WRITTEN PROBLEM: All of the data needs to be repeated exactly.

SUPPLIED DATA:
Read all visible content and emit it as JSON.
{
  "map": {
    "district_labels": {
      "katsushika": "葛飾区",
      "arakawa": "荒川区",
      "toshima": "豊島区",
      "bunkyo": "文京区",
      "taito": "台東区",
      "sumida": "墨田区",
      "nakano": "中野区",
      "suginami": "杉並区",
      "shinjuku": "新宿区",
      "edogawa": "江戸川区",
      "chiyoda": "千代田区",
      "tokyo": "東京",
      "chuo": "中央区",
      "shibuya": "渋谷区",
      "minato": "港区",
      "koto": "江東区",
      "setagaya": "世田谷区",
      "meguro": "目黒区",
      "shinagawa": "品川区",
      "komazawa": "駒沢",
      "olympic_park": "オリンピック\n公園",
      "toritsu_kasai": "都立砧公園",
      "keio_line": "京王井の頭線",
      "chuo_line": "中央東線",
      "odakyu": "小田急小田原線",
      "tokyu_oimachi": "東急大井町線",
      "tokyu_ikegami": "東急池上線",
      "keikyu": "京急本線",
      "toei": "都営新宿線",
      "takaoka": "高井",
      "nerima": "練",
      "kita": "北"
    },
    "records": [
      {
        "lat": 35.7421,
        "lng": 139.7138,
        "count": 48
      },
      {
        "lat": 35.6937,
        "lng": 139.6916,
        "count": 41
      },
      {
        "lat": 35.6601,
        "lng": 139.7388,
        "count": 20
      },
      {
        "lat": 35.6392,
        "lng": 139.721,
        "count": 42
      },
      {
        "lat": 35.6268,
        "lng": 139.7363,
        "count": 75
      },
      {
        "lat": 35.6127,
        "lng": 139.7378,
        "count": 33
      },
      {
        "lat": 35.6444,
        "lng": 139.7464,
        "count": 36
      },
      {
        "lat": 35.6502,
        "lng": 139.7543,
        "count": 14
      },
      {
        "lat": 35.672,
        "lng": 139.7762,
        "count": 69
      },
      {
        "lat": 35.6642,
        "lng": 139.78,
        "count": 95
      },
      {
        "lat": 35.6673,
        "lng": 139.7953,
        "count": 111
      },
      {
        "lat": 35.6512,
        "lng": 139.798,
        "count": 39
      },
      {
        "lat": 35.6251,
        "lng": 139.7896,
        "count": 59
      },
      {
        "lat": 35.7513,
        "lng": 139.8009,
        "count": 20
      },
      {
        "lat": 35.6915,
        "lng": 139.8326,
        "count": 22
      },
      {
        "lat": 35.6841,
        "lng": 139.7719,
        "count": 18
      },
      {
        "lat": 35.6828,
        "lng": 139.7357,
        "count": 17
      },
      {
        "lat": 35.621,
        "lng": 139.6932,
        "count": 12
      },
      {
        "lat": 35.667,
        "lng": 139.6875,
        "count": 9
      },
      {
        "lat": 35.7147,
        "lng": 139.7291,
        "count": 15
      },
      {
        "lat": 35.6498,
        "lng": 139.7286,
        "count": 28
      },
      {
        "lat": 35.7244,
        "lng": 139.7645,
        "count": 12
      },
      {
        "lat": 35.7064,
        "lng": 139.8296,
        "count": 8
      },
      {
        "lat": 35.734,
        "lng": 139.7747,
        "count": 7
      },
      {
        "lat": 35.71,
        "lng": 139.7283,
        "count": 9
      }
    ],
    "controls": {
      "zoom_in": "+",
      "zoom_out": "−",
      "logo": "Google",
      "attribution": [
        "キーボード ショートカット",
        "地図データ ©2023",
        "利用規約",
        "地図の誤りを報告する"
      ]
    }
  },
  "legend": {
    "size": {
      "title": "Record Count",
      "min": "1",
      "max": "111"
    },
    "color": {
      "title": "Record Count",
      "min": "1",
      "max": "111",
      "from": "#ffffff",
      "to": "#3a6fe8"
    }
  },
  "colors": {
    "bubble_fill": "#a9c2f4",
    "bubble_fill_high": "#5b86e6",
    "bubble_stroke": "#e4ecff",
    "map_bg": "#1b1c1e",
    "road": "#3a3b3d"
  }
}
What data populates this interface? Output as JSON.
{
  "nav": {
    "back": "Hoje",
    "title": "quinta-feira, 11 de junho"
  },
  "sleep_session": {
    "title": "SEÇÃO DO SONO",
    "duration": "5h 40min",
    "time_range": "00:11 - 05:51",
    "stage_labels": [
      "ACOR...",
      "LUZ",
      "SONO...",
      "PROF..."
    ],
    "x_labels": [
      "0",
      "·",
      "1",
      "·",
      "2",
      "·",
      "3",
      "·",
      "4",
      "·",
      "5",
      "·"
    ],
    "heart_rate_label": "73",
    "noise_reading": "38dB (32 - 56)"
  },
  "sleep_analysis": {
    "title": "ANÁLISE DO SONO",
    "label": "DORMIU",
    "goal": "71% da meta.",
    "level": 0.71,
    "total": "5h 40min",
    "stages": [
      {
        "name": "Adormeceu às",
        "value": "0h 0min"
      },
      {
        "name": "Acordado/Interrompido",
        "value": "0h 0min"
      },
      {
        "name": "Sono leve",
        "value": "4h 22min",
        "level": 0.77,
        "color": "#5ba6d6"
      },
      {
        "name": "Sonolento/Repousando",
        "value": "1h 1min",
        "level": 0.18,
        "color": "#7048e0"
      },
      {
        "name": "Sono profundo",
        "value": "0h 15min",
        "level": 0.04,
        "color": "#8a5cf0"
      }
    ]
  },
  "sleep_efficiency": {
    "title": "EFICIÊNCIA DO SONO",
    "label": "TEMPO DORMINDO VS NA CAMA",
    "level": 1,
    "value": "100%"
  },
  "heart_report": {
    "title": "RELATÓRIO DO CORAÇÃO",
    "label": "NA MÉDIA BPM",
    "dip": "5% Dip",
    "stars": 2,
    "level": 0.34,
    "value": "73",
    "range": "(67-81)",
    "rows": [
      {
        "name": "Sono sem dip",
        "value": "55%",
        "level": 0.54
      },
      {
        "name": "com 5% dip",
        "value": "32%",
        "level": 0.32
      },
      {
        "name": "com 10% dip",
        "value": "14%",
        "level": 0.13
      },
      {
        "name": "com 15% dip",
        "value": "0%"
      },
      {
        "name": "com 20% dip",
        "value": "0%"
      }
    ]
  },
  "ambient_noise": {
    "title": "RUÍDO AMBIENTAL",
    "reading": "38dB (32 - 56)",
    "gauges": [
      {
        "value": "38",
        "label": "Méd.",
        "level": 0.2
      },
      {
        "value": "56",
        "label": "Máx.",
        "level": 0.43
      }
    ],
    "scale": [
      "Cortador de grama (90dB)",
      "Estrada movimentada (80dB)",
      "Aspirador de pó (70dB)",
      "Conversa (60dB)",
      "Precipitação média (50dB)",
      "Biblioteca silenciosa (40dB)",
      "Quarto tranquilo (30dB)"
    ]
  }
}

RESULT OF THIS TASK:
Read all visible content and emit it as JSON.
{
  "map": {
    "district_labels": {
      "katsushika": "葛飾区",
      "arakawa": "荒川区",
      "toshima": "豊島区",
      "bunkyo": "文京区",
      "taito": "台東区",
      "sumida": "墨田区",
      "nakano": "中野区",
      "suginami": "杉並区",
      "shinjuku": "新宿区",
      "edogawa": "江戸川区",
      "chiyoda": "千代田区",
      "tokyo": "東京",
      "chuo": "中央区",
      "shibuya": "渋谷区",
      "minato": "港区",
      "koto": "江東区",
      "setagaya": "世田谷区",
      "meguro": "目黒区",
      "shinagawa": "品川区",
      "komazawa": "駒沢",
      "olympic_park": "オリンピック\n公園",
      "toritsu_kasai": "都立砧公園",
      "keio_line": "京王井の頭線",
      "chuo_line": "中央東線",
      "odakyu": "小田急小田原線",
      "tokyu_oimachi": "東急大井町線",
      "tokyu_ikegami": "東急池上線",
      "keikyu": "京急本線",
      "toei": "都営新宿線",
      "takaoka": "高井",
      "nerima": "練",
      "kita": "北"
    },
    "records": [
      {
        "lat": 35.7421,
        "lng": 139.7138,
        "count": 48
      },
      {
        "lat": 35.6937,
        "lng": 139.6916,
        "count": 41
      },
      {
        "lat": 35.6601,
        "lng": 139.7388,
        "count": 20
      },
      {
        "lat": 35.6392,
        "lng": 139.721,
        "count": 42
      },
      {
        "lat": 35.6268,
        "lng": 139.7363,
        "count": 75
      },
      {
        "lat": 35.6127,
        "lng": 139.7378,
        "count": 33
      },
      {
        "lat": 35.6444,
        "lng": 139.7464,
        "count": 36
      },
      {
        "lat": 35.6502,
        "lng": 139.7543,
        "count": 14
      },
      {
        "lat": 35.672,
        "lng": 139.7762,
        "count": 69
      },
      {
        "lat": 35.6642,
        "lng": 139.78,
        "count": 95
      },
      {
        "lat": 35.6673,
        "lng": 139.7953,
        "count": 111
      },
      {
        "lat": 35.6512,
        "lng": 139.798,
        "count": 39
      },
      {
        "lat": 35.6251,
        "lng": 139.7896,
        "count": 59
      },
      {
        "lat": 35.7513,
        "lng": 139.8009,
        "count": 20
      },
      {
        "lat": 35.6915,
        "lng": 139.8326,
        "count": 22
      },
      {
        "lat": 35.6841,
        "lng": 139.7719,
        "count": 18
      },
      {
        "lat": 35.6828,
        "lng": 139.7357,
        "count": 17
      },
      {
        "lat": 35.621,
        "lng": 139.6932,
        "count": 12
      },
      {
        "lat": 35.667,
        "lng": 139.6875,
        "count": 9
      },
      {
        "lat": 35.7147,
        "lng": 139.7291,
        "count": 15
      },
      {
        "lat": 35.6498,
        "lng": 139.7286,
        "count": 28
      },
      {
        "lat": 35.7244,
        "lng": 139.7645,
        "count": 12
      },
      {
        "lat": 35.7064,
        "lng": 139.8296,
        "count": 8
      },
      {
        "lat": 35.734,
        "lng": 139.7747,
        "count": 7
      },
      {
        "lat": 35.71,
        "lng": 139.7283,
        "count": 9
      }
    ],
    "controls": {
      "zoom_in": "+",
      "zoom_out": "−",
      "logo": "Google",
      "attribution": [
        "キーボード ショートカット",
        "地図データ ©2023",
        "利用規約",
        "地図の誤りを報告する"
      ]
    }
  },
  "legend": {
    "size": {
      "title": "Record Count",
      "min": "1",
      "max": "111"
    },
    "color": {
      "title": "Record Count",
      "min": "1",
      "max": "111",
      "from": "#ffffff",
      "to": "#3a6fe8"
    }
  },
  "colors": {
    "bubble_fill": "#a9c2f4",
    "bubble_fill_high": "#5b86e6",
    "bubble_stroke": "#e4ecff",
    "map_bg": "#1b1c1e",
    "road": "#3a3b3d"
  }
}
What data populates this interface? Output as JSON.
{
  "nav": {
    "back": "Hoje",
    "title": "quinta-feira, 11 de junho"
  },
  "sleep_session": {
    "title": "SEÇÃO DO SONO",
    "duration": "5h 40min",
    "time_range": "00:11 - 05:51",
    "stage_labels": [
      "ACOR...",
      "LUZ",
      "SONO...",
      "PROF..."
    ],
    "x_labels": [
      "0",
      "·",
      "1",
      "·",
      "2",
      "·",
      "3",
      "·",
      "4",
      "·",
      "5",
      "·"
    ],
    "heart_rate_label": "73",
    "noise_reading": "38dB (32 - 56)"
  },
  "sleep_analysis": {
    "title": "ANÁLISE DO SONO",
    "label": "DORMIU",
    "goal": "71% da meta.",
    "level": 0.71,
    "total": "5h 40min",
    "stages": [
      {
        "name": "Adormeceu às",
        "value": "0h 0min"
      },
      {
        "name": "Acordado/Interrompido",
        "value": "0h 0min"
      },
      {
        "name": "Sono leve",
        "value": "4h 22min",
        "level": 0.77,
        "color": "#5ba6d6"
      },
      {
        "name": "Sonolento/Repousando",
        "value": "1h 1min",
        "level": 0.18,
        "color": "#7048e0"
      },
      {
        "name": "Sono profundo",
        "value": "0h 15min",
        "level": 0.04,
        "color": "#8a5cf0"
      }
    ]
  },
  "sleep_efficiency": {
    "title": "EFICIÊNCIA DO SONO",
    "label": "TEMPO DORMINDO VS NA CAMA",
    "level": 1,
    "value": "100%"
  },
  "heart_report": {
    "title": "RELATÓRIO DO CORAÇÃO",
    "label": "NA MÉDIA BPM",
    "dip": "5% Dip",
    "stars": 2,
    "level": 0.34,
    "value": "73",
    "range": "(67-81)",
    "rows": [
      {
        "name": "Sono sem dip",
        "value": "55%",
        "level": 0.54
      },
      {
        "name": "com 5% dip",
        "value": "32%",
        "level": 0.32
      },
      {
        "name": "com 10% dip",
        "value": "14%",
        "level": 0.13
      },
      {
        "name": "com 15% dip",
        "value": "0%"
      },
      {
        "name": "com 20% dip",
        "value": "0%"
      }
    ]
  },
  "ambient_noise": {
    "title": "RUÍDO AMBIENTAL",
    "reading": "38dB (32 - 56)",
    "gauges": [
      {
        "value": "38",
        "label": "Méd.",
        "level": 0.2
      },
      {
        "value": "56",
        "label": "Máx.",
        "level": 0.43
      }
    ],
    "scale": [
      "Cortador de grama (90dB)",
      "Estrada movimentada (80dB)",
      "Aspirador de pó (70dB)",
      "Conversa (60dB)",
      "Precipitação média (50dB)",
      "Biblioteca silenciosa (40dB)",
      "Quarto tranquilo (30dB)"
    ]
  }
}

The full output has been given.